▶ **TASK**
Copy the entries below exactly. Images do not belong in the copy.

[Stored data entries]

··········

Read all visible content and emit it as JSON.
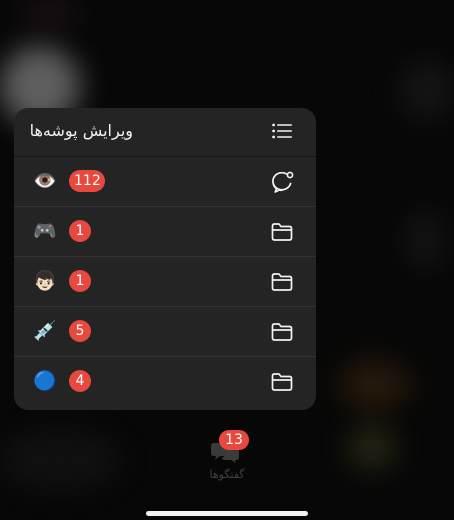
{
  "menu": {
    "title": "ویرایش پوشه‌ها",
    "header_icon": "list-icon",
    "rows": [
      {
        "emoji": "👁️",
        "badge": "112",
        "icon": "new-chat-icon"
      },
      {
        "emoji": "🎮",
        "badge": "1",
        "icon": "folder-icon"
      },
      {
        "emoji": "👦🏻",
        "badge": "1",
        "icon": "folder-icon"
      },
      {
        "emoji": "💉",
        "badge": "5",
        "icon": "folder-icon"
      },
      {
        "emoji": "🔵",
        "badge": "4",
        "icon": "folder-icon"
      }
    ]
  },
  "tabbar": {
    "chats_label": "گفتگوها",
    "chats_badge": "13"
  },
  "colors": {
    "badge": "#e8493f",
    "menu_background": "#242424",
    "page_background": "#070707"
  }
}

··········

▶ **SOLUTION FOR THIS PROBLEM**
Read all visible content and emit it as JSON.
{
  "menu": {
    "title": "ویرایش پوشه‌ها",
    "header_icon": "list-icon",
    "rows": [
      {
        "emoji": "👁️",
        "badge": "112",
        "icon": "new-chat-icon"
      },
      {
        "emoji": "🎮",
        "badge": "1",
        "icon": "folder-icon"
      },
      {
        "emoji": "👦🏻",
        "badge": "1",
        "icon": "folder-icon"
      },
      {
        "emoji": "💉",
        "badge": "5",
        "icon": "folder-icon"
      },
      {
        "emoji": "🔵",
        "badge": "4",
        "icon": "folder-icon"
      }
    ]
  },
  "tabbar": {
    "chats_label": "گفتگوها",
    "chats_badge": "13"
  },
  "colors": {
    "badge": "#e8493f",
    "menu_background": "#242424",
    "page_background": "#070707"
  }
}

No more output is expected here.